*Task details*: Give every line below again, exactly.

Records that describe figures

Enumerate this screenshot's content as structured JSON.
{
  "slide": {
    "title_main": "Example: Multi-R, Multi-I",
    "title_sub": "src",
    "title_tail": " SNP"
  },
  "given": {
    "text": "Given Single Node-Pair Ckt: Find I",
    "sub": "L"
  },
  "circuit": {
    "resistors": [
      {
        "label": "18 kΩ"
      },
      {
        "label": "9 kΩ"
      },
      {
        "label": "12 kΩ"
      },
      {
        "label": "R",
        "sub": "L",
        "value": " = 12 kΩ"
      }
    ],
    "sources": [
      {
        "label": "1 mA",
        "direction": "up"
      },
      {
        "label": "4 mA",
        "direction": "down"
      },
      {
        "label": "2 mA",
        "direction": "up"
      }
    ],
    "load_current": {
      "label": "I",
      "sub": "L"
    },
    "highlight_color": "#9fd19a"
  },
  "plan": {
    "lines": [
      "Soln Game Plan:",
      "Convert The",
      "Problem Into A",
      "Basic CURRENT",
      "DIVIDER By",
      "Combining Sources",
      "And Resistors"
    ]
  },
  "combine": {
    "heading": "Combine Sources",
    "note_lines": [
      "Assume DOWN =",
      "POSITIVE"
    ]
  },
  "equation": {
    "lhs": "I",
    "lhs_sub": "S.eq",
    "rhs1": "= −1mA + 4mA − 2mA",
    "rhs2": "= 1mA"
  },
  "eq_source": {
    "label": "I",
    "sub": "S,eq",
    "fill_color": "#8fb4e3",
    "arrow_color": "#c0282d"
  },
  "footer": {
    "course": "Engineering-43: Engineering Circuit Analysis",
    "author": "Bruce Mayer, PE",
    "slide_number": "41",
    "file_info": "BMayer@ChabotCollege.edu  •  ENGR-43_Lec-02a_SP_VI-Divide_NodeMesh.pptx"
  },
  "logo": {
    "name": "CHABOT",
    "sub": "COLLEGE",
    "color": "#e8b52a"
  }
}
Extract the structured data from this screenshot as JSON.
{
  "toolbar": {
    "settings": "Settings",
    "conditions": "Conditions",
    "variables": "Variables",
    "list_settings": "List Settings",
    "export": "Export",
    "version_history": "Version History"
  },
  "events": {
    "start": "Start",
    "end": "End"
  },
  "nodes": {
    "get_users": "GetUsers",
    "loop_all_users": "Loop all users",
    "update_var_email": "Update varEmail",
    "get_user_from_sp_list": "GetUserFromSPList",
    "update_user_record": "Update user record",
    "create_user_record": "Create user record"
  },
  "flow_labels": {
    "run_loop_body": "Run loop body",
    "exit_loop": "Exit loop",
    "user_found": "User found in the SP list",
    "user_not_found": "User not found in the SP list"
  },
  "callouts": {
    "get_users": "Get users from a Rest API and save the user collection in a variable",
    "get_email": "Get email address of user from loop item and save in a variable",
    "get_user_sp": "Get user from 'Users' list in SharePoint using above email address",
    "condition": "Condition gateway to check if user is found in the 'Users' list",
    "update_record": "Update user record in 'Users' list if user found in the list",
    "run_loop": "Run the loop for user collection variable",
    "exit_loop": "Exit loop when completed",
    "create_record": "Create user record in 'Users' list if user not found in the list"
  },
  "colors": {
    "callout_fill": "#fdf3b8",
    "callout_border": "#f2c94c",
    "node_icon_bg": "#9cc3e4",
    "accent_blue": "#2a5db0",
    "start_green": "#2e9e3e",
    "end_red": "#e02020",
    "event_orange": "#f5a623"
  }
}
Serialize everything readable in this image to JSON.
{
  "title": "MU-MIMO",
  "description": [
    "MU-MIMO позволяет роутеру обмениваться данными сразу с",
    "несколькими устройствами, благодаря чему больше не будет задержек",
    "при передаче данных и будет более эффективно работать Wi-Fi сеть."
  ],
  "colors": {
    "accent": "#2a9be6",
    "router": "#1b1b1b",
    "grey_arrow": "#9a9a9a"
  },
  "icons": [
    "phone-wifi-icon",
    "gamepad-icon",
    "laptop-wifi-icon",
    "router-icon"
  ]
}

*Result for this task*:
Enumerate this screenshot's content as structured JSON.
{
  "slide": {
    "title_main": "Example: Multi-R, Multi-I",
    "title_sub": "src",
    "title_tail": " SNP"
  },
  "given": {
    "text": "Given Single Node-Pair Ckt: Find I",
    "sub": "L"
  },
  "circuit": {
    "resistors": [
      {
        "label": "18 kΩ"
      },
      {
        "label": "9 kΩ"
      },
      {
        "label": "12 kΩ"
      },
      {
        "label": "R",
        "sub": "L",
        "value": " = 12 kΩ"
      }
    ],
    "sources": [
      {
        "label": "1 mA",
        "direction": "up"
      },
      {
        "label": "4 mA",
        "direction": "down"
      },
      {
        "label": "2 mA",
        "direction": "up"
      }
    ],
    "load_current": {
      "label": "I",
      "sub": "L"
    },
    "highlight_color": "#9fd19a"
  },
  "plan": {
    "lines": [
      "Soln Game Plan:",
      "Convert The",
      "Problem Into A",
      "Basic CURRENT",
      "DIVIDER By",
      "Combining Sources",
      "And Resistors"
    ]
  },
  "combine": {
    "heading": "Combine Sources",
    "note_lines": [
      "Assume DOWN =",
      "POSITIVE"
    ]
  },
  "equation": {
    "lhs": "I",
    "lhs_sub": "S.eq",
    "rhs1": "= −1mA + 4mA − 2mA",
    "rhs2": "= 1mA"
  },
  "eq_source": {
    "label": "I",
    "sub": "S,eq",
    "fill_color": "#8fb4e3",
    "arrow_color": "#c0282d"
  },
  "footer": {
    "course": "Engineering-43: Engineering Circuit Analysis",
    "author": "Bruce Mayer, PE",
    "slide_number": "41",
    "file_info": "BMayer@ChabotCollege.edu  •  ENGR-43_Lec-02a_SP_VI-Divide_NodeMesh.pptx"
  },
  "logo": {
    "name": "CHABOT",
    "sub": "COLLEGE",
    "color": "#e8b52a"
  }
}
Extract the structured data from this screenshot as JSON.
{
  "toolbar": {
    "settings": "Settings",
    "conditions": "Conditions",
    "variables": "Variables",
    "list_settings": "List Settings",
    "export": "Export",
    "version_history": "Version History"
  },
  "events": {
    "start": "Start",
    "end": "End"
  },
  "nodes": {
    "get_users": "GetUsers",
    "loop_all_users": "Loop all users",
    "update_var_email": "Update varEmail",
    "get_user_from_sp_list": "GetUserFromSPList",
    "update_user_record": "Update user record",
    "create_user_record": "Create user record"
  },
  "flow_labels": {
    "run_loop_body": "Run loop body",
    "exit_loop": "Exit loop",
    "user_found": "User found in the SP list",
    "user_not_found": "User not found in the SP list"
  },
  "callouts": {
    "get_users": "Get users from a Rest API and save the user collection in a variable",
    "get_email": "Get email address of user from loop item and save in a variable",
    "get_user_sp": "Get user from 'Users' list in SharePoint using above email address",
    "condition": "Condition gateway to check if user is found in the 'Users' list",
    "update_record": "Update user record in 'Users' list if user found in the list",
    "run_loop": "Run the loop for user collection variable",
    "exit_loop": "Exit loop when completed",
    "create_record": "Create user record in 'Users' list if user not found in the list"
  },
  "colors": {
    "callout_fill": "#fdf3b8",
    "callout_border": "#f2c94c",
    "node_icon_bg": "#9cc3e4",
    "accent_blue": "#2a5db0",
    "start_green": "#2e9e3e",
    "end_red": "#e02020",
    "event_orange": "#f5a623"
  }
}
Serialize everything readable in this image to JSON.
{
  "title": "MU-MIMO",
  "description": [
    "MU-MIMO позволяет роутеру обмениваться данными сразу с",
    "несколькими устройствами, благодаря чему больше не будет задержек",
    "при передаче данных и будет более эффективно работать Wi-Fi сеть."
  ],
  "colors": {
    "accent": "#2a9be6",
    "router": "#1b1b1b",
    "grey_arrow": "#9a9a9a"
  },
  "icons": [
    "phone-wifi-icon",
    "gamepad-icon",
    "laptop-wifi-icon",
    "router-icon"
  ]
}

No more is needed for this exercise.